[Objective]
Reproduce every line of the records below word for word.

### Exercise materials

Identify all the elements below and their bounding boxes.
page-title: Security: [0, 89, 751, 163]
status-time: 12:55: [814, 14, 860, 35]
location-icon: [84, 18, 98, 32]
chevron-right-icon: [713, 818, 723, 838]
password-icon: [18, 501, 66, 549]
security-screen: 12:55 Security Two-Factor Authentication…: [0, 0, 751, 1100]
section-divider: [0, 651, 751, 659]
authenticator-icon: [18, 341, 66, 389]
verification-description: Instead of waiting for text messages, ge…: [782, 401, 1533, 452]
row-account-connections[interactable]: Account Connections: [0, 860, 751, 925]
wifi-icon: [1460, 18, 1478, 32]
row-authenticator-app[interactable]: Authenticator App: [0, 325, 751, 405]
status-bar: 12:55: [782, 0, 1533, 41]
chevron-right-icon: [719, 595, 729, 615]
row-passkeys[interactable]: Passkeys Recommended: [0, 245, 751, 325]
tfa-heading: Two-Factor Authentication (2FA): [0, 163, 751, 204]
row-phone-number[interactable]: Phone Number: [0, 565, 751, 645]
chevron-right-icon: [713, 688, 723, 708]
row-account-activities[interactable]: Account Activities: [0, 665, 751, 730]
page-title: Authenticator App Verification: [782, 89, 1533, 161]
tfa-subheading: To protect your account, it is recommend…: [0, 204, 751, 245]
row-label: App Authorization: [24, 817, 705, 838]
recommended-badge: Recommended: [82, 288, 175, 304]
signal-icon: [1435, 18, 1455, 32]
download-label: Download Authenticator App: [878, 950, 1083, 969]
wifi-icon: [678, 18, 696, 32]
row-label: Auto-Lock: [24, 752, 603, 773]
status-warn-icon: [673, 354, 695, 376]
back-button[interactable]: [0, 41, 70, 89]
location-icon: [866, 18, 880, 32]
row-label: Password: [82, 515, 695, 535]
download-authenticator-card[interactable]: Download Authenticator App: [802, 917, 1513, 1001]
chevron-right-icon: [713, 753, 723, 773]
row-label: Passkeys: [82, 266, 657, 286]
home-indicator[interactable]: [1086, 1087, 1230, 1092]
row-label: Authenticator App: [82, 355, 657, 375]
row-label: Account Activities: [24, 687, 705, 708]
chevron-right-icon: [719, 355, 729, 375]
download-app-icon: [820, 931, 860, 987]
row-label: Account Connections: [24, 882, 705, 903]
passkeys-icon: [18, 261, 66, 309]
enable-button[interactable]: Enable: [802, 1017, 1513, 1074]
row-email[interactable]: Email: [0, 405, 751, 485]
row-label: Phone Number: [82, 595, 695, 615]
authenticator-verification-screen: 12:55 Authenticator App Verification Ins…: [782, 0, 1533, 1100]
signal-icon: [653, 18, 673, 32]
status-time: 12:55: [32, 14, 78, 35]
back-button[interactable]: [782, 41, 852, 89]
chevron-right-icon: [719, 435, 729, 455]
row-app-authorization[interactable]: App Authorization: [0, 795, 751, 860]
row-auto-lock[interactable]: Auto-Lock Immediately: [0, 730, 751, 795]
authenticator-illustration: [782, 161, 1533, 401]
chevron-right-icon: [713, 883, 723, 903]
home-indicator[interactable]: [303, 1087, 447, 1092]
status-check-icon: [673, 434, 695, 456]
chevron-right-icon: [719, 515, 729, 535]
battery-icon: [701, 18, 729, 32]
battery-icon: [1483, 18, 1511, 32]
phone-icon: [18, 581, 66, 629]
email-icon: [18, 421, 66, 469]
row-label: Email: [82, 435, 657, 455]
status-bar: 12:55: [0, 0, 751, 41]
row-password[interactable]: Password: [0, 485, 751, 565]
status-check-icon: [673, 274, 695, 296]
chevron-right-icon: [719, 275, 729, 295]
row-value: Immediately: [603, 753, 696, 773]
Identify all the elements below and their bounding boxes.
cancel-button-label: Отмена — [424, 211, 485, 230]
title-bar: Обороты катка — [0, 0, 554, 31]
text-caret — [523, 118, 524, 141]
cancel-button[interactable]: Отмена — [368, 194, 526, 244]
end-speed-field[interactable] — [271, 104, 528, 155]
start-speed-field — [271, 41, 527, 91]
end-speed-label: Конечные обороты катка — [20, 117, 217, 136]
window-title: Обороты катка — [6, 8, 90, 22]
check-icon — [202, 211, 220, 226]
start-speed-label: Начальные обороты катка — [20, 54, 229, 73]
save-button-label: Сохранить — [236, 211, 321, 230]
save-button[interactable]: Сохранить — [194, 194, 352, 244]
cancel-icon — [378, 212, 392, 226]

######

[Output below]
Identify all the elements below and their bounding boxes.
page-title: Security: [0, 89, 751, 163]
status-time: 12:55: [814, 14, 860, 35]
location-icon: [84, 18, 98, 32]
chevron-right-icon: [713, 818, 723, 838]
password-icon: [18, 501, 66, 549]
security-screen: 12:55 Security Two-Factor Authentication…: [0, 0, 751, 1100]
section-divider: [0, 651, 751, 659]
authenticator-icon: [18, 341, 66, 389]
verification-description: Instead of waiting for text messages, ge…: [782, 401, 1533, 452]
row-account-connections[interactable]: Account Connections: [0, 860, 751, 925]
wifi-icon: [1460, 18, 1478, 32]
row-authenticator-app[interactable]: Authenticator App: [0, 325, 751, 405]
status-bar: 12:55: [782, 0, 1533, 41]
chevron-right-icon: [719, 595, 729, 615]
row-passkeys[interactable]: Passkeys Recommended: [0, 245, 751, 325]
tfa-heading: Two-Factor Authentication (2FA): [0, 163, 751, 204]
row-phone-number[interactable]: Phone Number: [0, 565, 751, 645]
chevron-right-icon: [713, 688, 723, 708]
row-account-activities[interactable]: Account Activities: [0, 665, 751, 730]
page-title: Authenticator App Verification: [782, 89, 1533, 161]
tfa-subheading: To protect your account, it is recommend…: [0, 204, 751, 245]
row-label: App Authorization: [24, 817, 705, 838]
recommended-badge: Recommended: [82, 288, 175, 304]
signal-icon: [1435, 18, 1455, 32]
download-label: Download Authenticator App: [878, 950, 1083, 969]
wifi-icon: [678, 18, 696, 32]
row-label: Auto-Lock: [24, 752, 603, 773]
status-warn-icon: [673, 354, 695, 376]
back-button[interactable]: [0, 41, 70, 89]
location-icon: [866, 18, 880, 32]
row-label: Password: [82, 515, 695, 535]
download-authenticator-card[interactable]: Download Authenticator App: [802, 917, 1513, 1001]
chevron-right-icon: [713, 753, 723, 773]
row-label: Passkeys: [82, 266, 657, 286]
home-indicator[interactable]: [1086, 1087, 1230, 1092]
row-label: Authenticator App: [82, 355, 657, 375]
row-label: Account Activities: [24, 687, 705, 708]
chevron-right-icon: [719, 355, 729, 375]
download-app-icon: [820, 931, 860, 987]
row-label: Account Connections: [24, 882, 705, 903]
passkeys-icon: [18, 261, 66, 309]
enable-button[interactable]: Enable: [802, 1017, 1513, 1074]
row-email[interactable]: Email: [0, 405, 751, 485]
row-label: Phone Number: [82, 595, 695, 615]
authenticator-verification-screen: 12:55 Authenticator App Verification Ins…: [782, 0, 1533, 1100]
signal-icon: [653, 18, 673, 32]
status-time: 12:55: [32, 14, 78, 35]
back-button[interactable]: [782, 41, 852, 89]
chevron-right-icon: [719, 435, 729, 455]
row-app-authorization[interactable]: App Authorization: [0, 795, 751, 860]
row-auto-lock[interactable]: Auto-Lock Immediately: [0, 730, 751, 795]
authenticator-illustration: [782, 161, 1533, 401]
chevron-right-icon: [713, 883, 723, 903]
home-indicator[interactable]: [303, 1087, 447, 1092]
status-check-icon: [673, 434, 695, 456]
chevron-right-icon: [719, 515, 729, 535]
battery-icon: [701, 18, 729, 32]
battery-icon: [1483, 18, 1511, 32]
phone-icon: [18, 581, 66, 629]
email-icon: [18, 421, 66, 469]
row-label: Email: [82, 435, 657, 455]
status-bar: 12:55: [0, 0, 751, 41]
row-password[interactable]: Password: [0, 485, 751, 565]
status-check-icon: [673, 274, 695, 296]
chevron-right-icon: [719, 275, 729, 295]
row-value: Immediately: [603, 753, 696, 773]
Identify all the elements below and their bounding boxes.
cancel-button-label: Отмена — [424, 211, 485, 230]
title-bar: Обороты катка — [0, 0, 554, 31]
text-caret — [523, 118, 524, 141]
cancel-button[interactable]: Отмена — [368, 194, 526, 244]
end-speed-field[interactable] — [271, 104, 528, 155]
start-speed-field — [271, 41, 527, 91]
end-speed-label: Конечные обороты катка — [20, 117, 217, 136]
window-title: Обороты катка — [6, 8, 90, 22]
check-icon — [202, 211, 220, 226]
start-speed-label: Начальные обороты катка — [20, 54, 229, 73]
save-button-label: Сохранить — [236, 211, 321, 230]
save-button[interactable]: Сохранить — [194, 194, 352, 244]
cancel-icon — [378, 212, 392, 226]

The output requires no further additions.